───── Dataset content

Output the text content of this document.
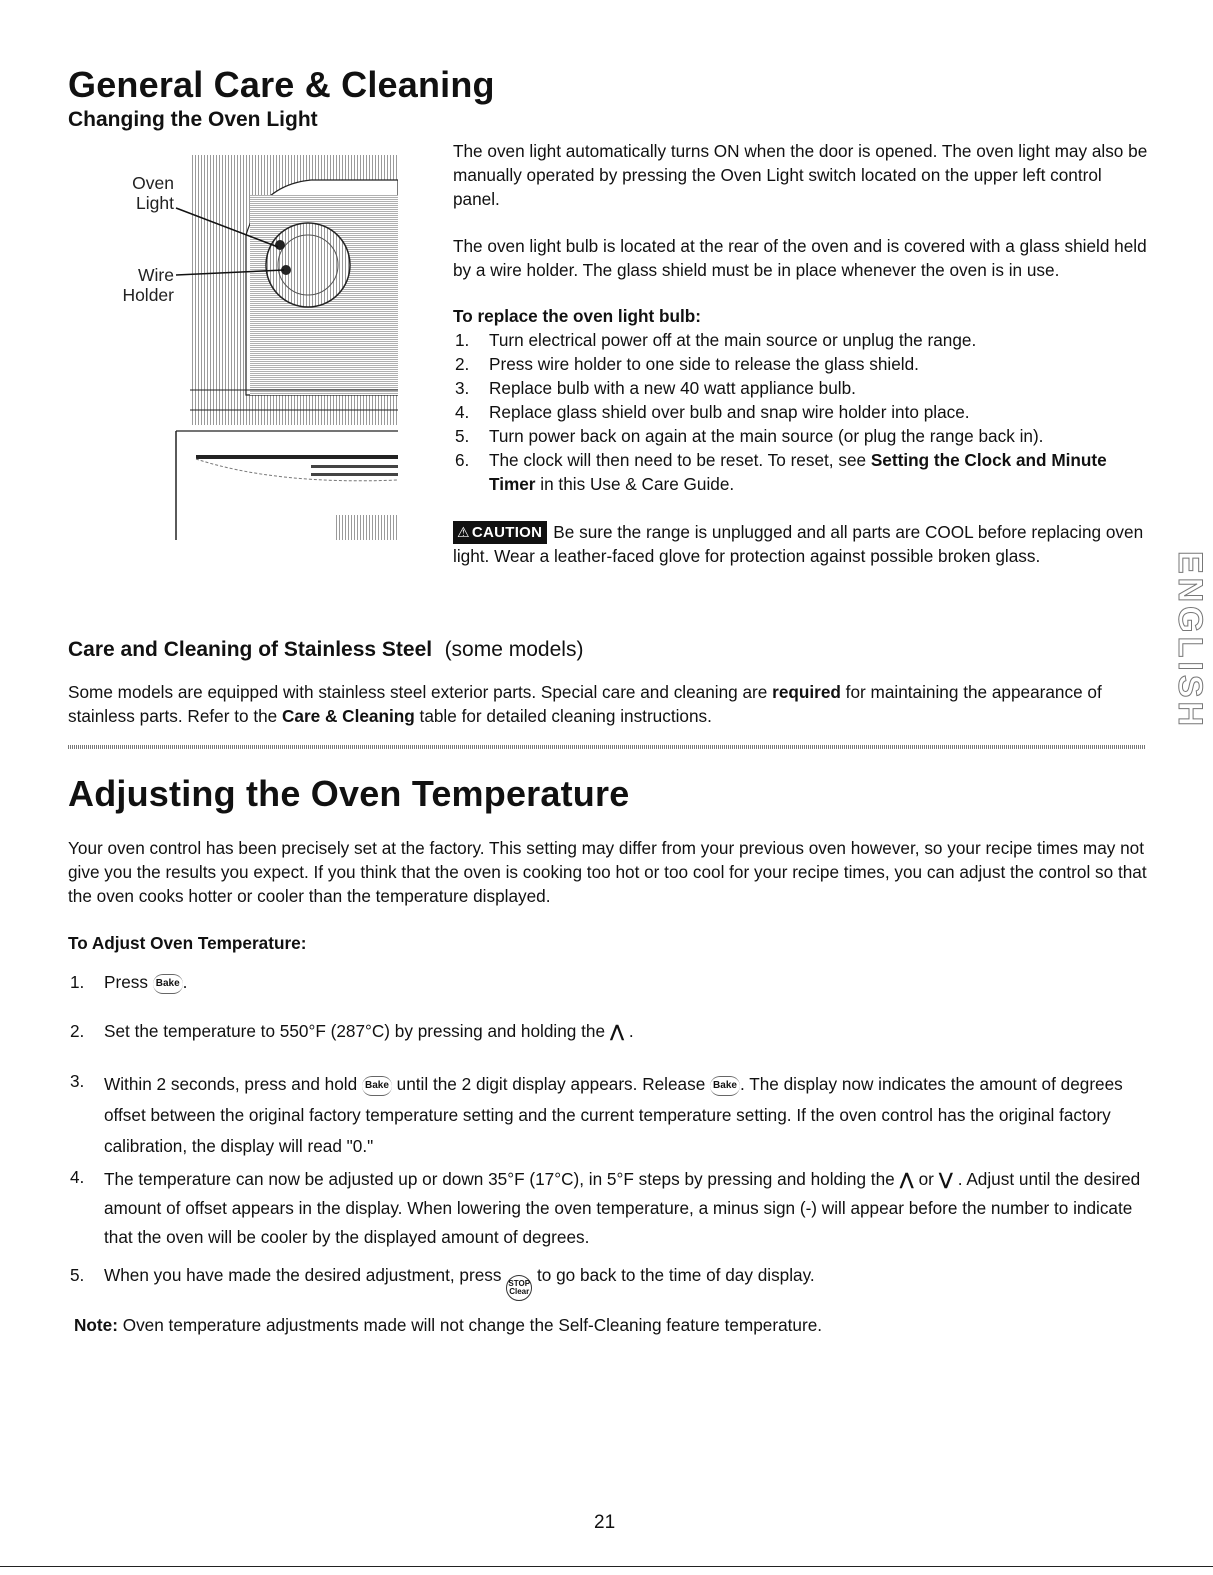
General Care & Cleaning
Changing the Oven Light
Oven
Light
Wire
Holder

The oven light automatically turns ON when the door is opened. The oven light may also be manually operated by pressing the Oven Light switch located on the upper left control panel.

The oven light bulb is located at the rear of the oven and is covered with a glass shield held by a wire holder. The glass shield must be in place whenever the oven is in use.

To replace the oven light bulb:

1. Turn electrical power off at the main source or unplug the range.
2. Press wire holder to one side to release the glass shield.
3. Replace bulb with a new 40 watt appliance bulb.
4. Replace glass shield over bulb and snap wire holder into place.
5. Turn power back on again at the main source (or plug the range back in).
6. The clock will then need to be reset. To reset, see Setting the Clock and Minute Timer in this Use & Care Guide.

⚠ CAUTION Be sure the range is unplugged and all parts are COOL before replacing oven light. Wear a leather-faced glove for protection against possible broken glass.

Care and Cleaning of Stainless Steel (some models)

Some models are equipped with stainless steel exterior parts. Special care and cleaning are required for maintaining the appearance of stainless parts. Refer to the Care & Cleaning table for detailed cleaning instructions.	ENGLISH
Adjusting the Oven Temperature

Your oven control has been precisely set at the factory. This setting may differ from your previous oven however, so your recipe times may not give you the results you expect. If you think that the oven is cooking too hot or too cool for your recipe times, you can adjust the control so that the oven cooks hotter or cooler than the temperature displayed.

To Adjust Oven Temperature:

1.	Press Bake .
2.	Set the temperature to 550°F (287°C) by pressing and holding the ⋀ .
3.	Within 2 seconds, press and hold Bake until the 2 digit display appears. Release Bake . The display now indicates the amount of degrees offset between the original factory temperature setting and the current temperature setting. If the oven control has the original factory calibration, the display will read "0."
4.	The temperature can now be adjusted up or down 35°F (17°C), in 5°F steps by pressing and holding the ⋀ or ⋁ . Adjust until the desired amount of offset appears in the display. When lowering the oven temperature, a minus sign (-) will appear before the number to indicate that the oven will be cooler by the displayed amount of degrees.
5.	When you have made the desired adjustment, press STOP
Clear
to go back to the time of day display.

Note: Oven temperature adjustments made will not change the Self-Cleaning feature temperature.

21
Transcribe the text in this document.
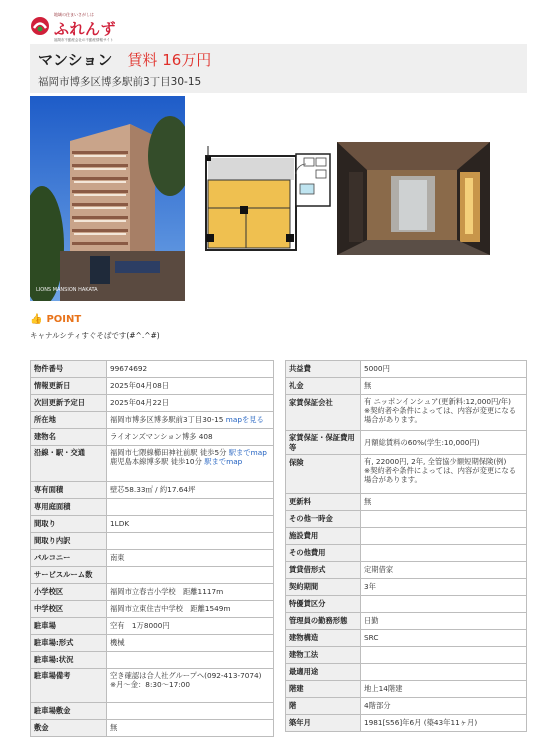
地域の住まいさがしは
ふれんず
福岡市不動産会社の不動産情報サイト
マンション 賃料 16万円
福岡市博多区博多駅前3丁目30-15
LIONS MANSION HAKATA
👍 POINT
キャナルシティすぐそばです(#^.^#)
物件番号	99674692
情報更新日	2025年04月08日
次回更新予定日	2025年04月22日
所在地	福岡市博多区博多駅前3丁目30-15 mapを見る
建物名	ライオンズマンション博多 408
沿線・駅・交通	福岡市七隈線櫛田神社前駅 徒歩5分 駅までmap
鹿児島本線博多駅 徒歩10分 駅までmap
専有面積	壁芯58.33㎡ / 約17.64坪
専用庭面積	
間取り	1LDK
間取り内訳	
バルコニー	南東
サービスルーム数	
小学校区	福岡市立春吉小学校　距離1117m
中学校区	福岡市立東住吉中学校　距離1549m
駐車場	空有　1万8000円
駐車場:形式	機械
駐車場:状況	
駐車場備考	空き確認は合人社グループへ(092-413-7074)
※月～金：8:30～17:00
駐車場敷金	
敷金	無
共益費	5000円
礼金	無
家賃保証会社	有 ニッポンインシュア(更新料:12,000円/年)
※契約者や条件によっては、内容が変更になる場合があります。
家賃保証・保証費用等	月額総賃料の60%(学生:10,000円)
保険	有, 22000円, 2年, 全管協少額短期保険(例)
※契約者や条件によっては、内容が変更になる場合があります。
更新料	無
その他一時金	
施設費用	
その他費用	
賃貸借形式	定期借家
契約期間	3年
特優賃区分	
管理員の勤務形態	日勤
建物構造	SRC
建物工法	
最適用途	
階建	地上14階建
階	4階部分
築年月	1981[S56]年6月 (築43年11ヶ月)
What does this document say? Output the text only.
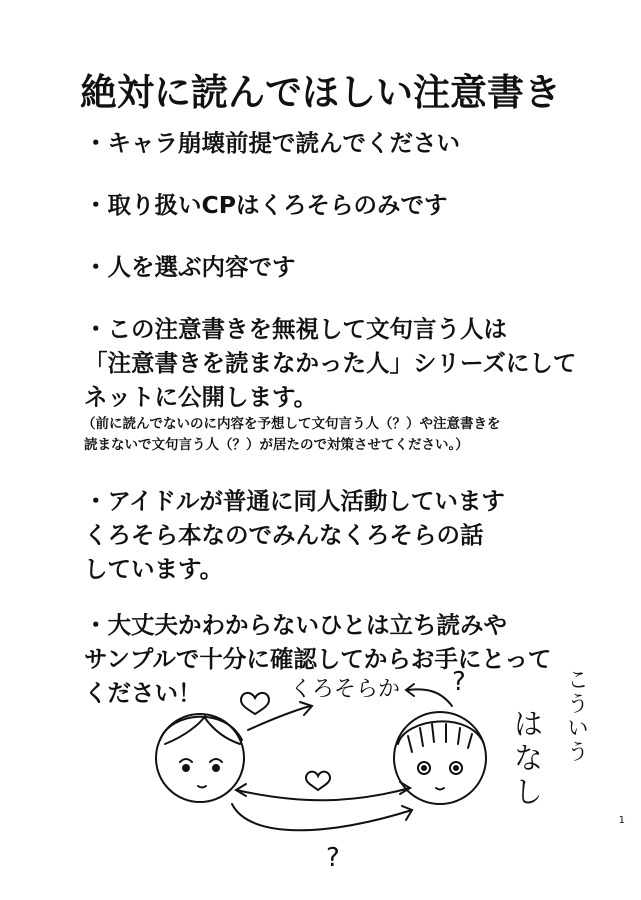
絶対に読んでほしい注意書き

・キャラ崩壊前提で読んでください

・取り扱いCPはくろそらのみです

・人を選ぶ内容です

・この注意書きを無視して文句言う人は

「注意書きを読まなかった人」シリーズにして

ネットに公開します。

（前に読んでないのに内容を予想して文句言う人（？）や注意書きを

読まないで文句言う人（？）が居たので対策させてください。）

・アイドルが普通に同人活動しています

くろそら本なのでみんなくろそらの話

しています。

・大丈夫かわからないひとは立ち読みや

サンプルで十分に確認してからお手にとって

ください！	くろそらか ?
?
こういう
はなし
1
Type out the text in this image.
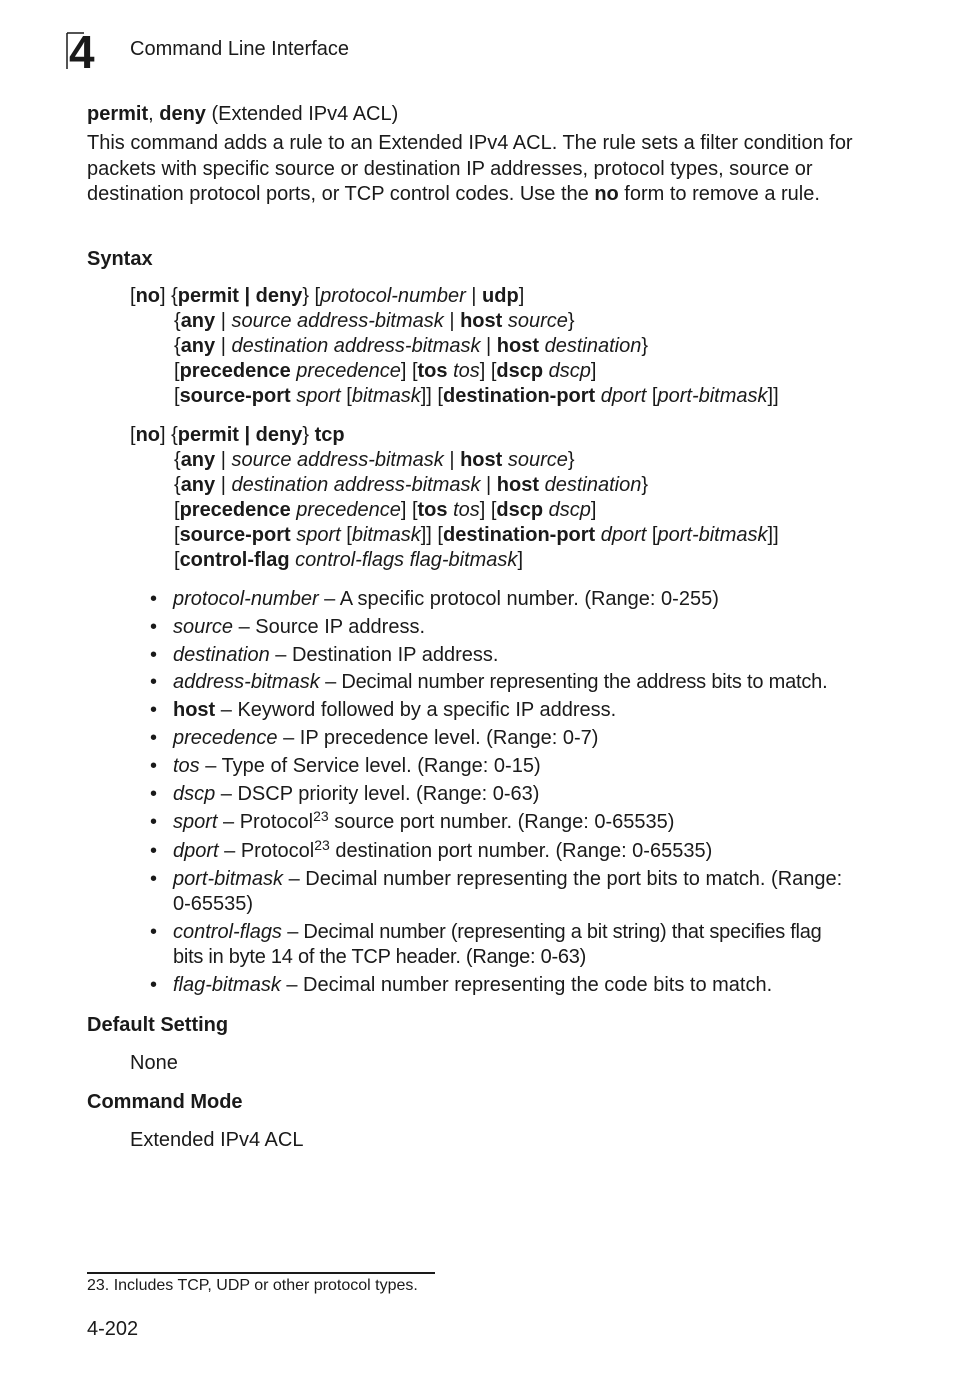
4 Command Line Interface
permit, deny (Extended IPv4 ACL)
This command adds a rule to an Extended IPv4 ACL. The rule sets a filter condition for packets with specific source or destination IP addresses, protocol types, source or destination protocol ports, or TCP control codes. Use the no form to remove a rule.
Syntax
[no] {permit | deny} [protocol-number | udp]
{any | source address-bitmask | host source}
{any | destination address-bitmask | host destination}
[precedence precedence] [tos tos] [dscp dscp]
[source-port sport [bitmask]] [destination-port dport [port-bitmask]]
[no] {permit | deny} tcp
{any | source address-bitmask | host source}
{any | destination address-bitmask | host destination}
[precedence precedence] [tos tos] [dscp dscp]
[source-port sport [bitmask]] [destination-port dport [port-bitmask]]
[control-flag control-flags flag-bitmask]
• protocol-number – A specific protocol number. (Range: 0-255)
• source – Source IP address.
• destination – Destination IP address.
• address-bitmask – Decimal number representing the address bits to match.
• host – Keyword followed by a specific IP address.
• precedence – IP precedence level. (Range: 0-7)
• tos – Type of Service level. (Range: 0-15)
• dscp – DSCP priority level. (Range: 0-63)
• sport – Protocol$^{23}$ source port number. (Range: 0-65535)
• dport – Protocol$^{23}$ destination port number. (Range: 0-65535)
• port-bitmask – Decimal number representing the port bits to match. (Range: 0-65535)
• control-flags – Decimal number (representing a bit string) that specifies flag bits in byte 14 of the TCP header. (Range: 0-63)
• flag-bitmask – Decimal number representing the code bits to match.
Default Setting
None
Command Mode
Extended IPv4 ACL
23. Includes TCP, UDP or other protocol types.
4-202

──────────

Exercise task - Repeat all the data as it stands, dropping any images it holds.

Task output -
Output the text content of this document.
General Care & Cleaning
Changing the Oven Light
Oven
Light
Wire
Holder

The oven light automatically turns ON when the door is opened. The oven light may also be manually operated by pressing the Oven Light switch located on the upper left control panel.

The oven light bulb is located at the rear of the oven and is covered with a glass shield held by a wire holder. The glass shield must be in place whenever the oven is in use.

To replace the oven light bulb:

1. Turn electrical power off at the main source or unplug the range.
2. Press wire holder to one side to release the glass shield.
3. Replace bulb with a new 40 watt appliance bulb.
4. Replace glass shield over bulb and snap wire holder into place.
5. Turn power back on again at the main source (or plug the range back in).
6. The clock will then need to be reset. To reset, see Setting the Clock and Minute Timer in this Use & Care Guide.

⚠ CAUTION Be sure the range is unplugged and all parts are COOL before replacing oven light. Wear a leather-faced glove for protection against possible broken glass.

Care and Cleaning of Stainless Steel (some models)

Some models are equipped with stainless steel exterior parts. Special care and cleaning are required for maintaining the appearance of stainless parts. Refer to the Care & Cleaning table for detailed cleaning instructions.	ENGLISH
Adjusting the Oven Temperature

Your oven control has been precisely set at the factory. This setting may differ from your previous oven however, so your recipe times may not give you the results you expect. If you think that the oven is cooking too hot or too cool for your recipe times, you can adjust the control so that the oven cooks hotter or cooler than the temperature displayed.

To Adjust Oven Temperature:

1.	Press Bake .
2.	Set the temperature to 550°F (287°C) by pressing and holding the ⋀ .
3.	Within 2 seconds, press and hold Bake until the 2 digit display appears. Release Bake . The display now indicates the amount of degrees offset between the original factory temperature setting and the current temperature setting. If the oven control has the original factory calibration, the display will read "0."
4.	The temperature can now be adjusted up or down 35°F (17°C), in 5°F steps by pressing and holding the ⋀ or ⋁ . Adjust until the desired amount of offset appears in the display. When lowering the oven temperature, a minus sign (-) will appear before the number to indicate that the oven will be cooler by the displayed amount of degrees.
5.	When you have made the desired adjustment, press STOP
Clear
to go back to the time of day display.

Note: Oven temperature adjustments made will not change the Self-Cleaning feature temperature.

21
Transcribe the text in this document.
地域の住まいさがしは
ふれんず
福岡市不動産会社の不動産情報サイト
マンション 賃料 16万円
福岡市博多区博多駅前3丁目30-15
LIONS MANSION HAKATA
👍 POINT
キャナルシティすぐそばです(#^.^#)
物件番号	99674692
情報更新日	2025年04月08日
次回更新予定日	2025年04月22日
所在地	福岡市博多区博多駅前3丁目30-15 mapを見る
建物名	ライオンズマンション博多 408
沿線・駅・交通	福岡市七隈線櫛田神社前駅 徒歩5分 駅までmap
鹿児島本線博多駅 徒歩10分 駅までmap
専有面積	壁芯58.33㎡ / 約17.64坪
専用庭面積	
間取り	1LDK
間取り内訳	
バルコニー	南東
サービスルーム数	
小学校区	福岡市立春吉小学校　距離1117m
中学校区	福岡市立東住吉中学校　距離1549m
駐車場	空有　1万8000円
駐車場:形式	機械
駐車場:状況	
駐車場備考	空き確認は合人社グループへ(092-413-7074)
※月～金：8:30～17:00
駐車場敷金	
敷金	無
共益費	5000円
礼金	無
家賃保証会社	有 ニッポンインシュア(更新料:12,000円/年)
※契約者や条件によっては、内容が変更になる場合があります。
家賃保証・保証費用等	月額総賃料の60%(学生:10,000円)
保険	有, 22000円, 2年, 全管協少額短期保険(例)
※契約者や条件によっては、内容が変更になる場合があります。
更新料	無
その他一時金	
施設費用	
その他費用	
賃貸借形式	定期借家
契約期間	3年
特優賃区分	
管理員の勤務形態	日勤
建物構造	SRC
建物工法	
最適用途	
階建	地上14階建
階	4階部分
築年月	1981[S56]年6月 (築43年11ヶ月)
What does this document say? Output the text only.
絶対に読んでほしい注意書き

・キャラ崩壊前提で読んでください

・取り扱いCPはくろそらのみです

・人を選ぶ内容です

・この注意書きを無視して文句言う人は

「注意書きを読まなかった人」シリーズにして

ネットに公開します。

（前に読んでないのに内容を予想して文句言う人（？）や注意書きを

読まないで文句言う人（？）が居たので対策させてください。）

・アイドルが普通に同人活動しています

くろそら本なのでみんなくろそらの話

しています。

・大丈夫かわからないひとは立ち読みや

サンプルで十分に確認してからお手にとって

ください！	くろそらか ?
?
こういう
はなし
1
Type out the text in this image.
4 Command Line Interface
permit, deny (Extended IPv4 ACL)
This command adds a rule to an Extended IPv4 ACL. The rule sets a filter condition for packets with specific source or destination IP addresses, protocol types, source or destination protocol ports, or TCP control codes. Use the no form to remove a rule.
Syntax
[no] {permit | deny} [protocol-number | udp]
{any | source address-bitmask | host source}
{any | destination address-bitmask | host destination}
[precedence precedence] [tos tos] [dscp dscp]
[source-port sport [bitmask]] [destination-port dport [port-bitmask]]
[no] {permit | deny} tcp
{any | source address-bitmask | host source}
{any | destination address-bitmask | host destination}
[precedence precedence] [tos tos] [dscp dscp]
[source-port sport [bitmask]] [destination-port dport [port-bitmask]]
[control-flag control-flags flag-bitmask]
• protocol-number – A specific protocol number. (Range: 0-255)
• source – Source IP address.
• destination – Destination IP address.
• address-bitmask – Decimal number representing the address bits to match.
• host – Keyword followed by a specific IP address.
• precedence – IP precedence level. (Range: 0-7)
• tos – Type of Service level. (Range: 0-15)
• dscp – DSCP priority level. (Range: 0-63)
• sport – Protocol$^{23}$ source port number. (Range: 0-65535)
• dport – Protocol$^{23}$ destination port number. (Range: 0-65535)
• port-bitmask – Decimal number representing the port bits to match. (Range: 0-65535)
• control-flags – Decimal number (representing a bit string) that specifies flag bits in byte 14 of the TCP header. (Range: 0-63)
• flag-bitmask – Decimal number representing the code bits to match.
Default Setting
None
Command Mode
Extended IPv4 ACL
23. Includes TCP, UDP or other protocol types.
4-202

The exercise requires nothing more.